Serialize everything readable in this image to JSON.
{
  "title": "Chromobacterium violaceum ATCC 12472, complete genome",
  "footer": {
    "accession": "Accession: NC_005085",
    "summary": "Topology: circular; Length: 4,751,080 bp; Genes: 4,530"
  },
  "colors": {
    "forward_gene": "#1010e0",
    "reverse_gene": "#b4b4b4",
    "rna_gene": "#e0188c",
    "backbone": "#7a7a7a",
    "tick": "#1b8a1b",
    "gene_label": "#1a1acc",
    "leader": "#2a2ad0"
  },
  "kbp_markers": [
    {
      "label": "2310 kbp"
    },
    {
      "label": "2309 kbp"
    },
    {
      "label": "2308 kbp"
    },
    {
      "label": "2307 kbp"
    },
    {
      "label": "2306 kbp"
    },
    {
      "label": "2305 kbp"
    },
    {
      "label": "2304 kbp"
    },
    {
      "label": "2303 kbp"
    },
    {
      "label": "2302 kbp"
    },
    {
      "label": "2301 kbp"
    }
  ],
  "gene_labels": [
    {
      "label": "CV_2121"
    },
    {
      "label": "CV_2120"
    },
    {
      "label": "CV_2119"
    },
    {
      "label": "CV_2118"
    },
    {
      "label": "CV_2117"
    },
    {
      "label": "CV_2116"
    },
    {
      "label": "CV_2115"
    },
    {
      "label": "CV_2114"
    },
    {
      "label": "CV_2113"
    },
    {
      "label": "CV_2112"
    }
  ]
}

-*-*-

### Aim of the exercise
The response must reproduce the whole listing exactly.

### Response box
Serialize everything readable in this image to JSON.
{
  "title": "Chromobacterium violaceum ATCC 12472, complete genome",
  "footer": {
    "accession": "Accession: NC_005085",
    "summary": "Topology: circular; Length: 4,751,080 bp; Genes: 4,530"
  },
  "colors": {
    "forward_gene": "#1010e0",
    "reverse_gene": "#b4b4b4",
    "rna_gene": "#e0188c",
    "backbone": "#7a7a7a",
    "tick": "#1b8a1b",
    "gene_label": "#1a1acc",
    "leader": "#2a2ad0"
  },
  "kbp_markers": [
    {
      "label": "2310 kbp"
    },
    {
      "label": "2309 kbp"
    },
    {
      "label": "2308 kbp"
    },
    {
      "label": "2307 kbp"
    },
    {
      "label": "2306 kbp"
    },
    {
      "label": "2305 kbp"
    },
    {
      "label": "2304 kbp"
    },
    {
      "label": "2303 kbp"
    },
    {
      "label": "2302 kbp"
    },
    {
      "label": "2301 kbp"
    }
  ],
  "gene_labels": [
    {
      "label": "CV_2121"
    },
    {
      "label": "CV_2120"
    },
    {
      "label": "CV_2119"
    },
    {
      "label": "CV_2118"
    },
    {
      "label": "CV_2117"
    },
    {
      "label": "CV_2116"
    },
    {
      "label": "CV_2115"
    },
    {
      "label": "CV_2114"
    },
    {
      "label": "CV_2113"
    },
    {
      "label": "CV_2112"
    }
  ]
}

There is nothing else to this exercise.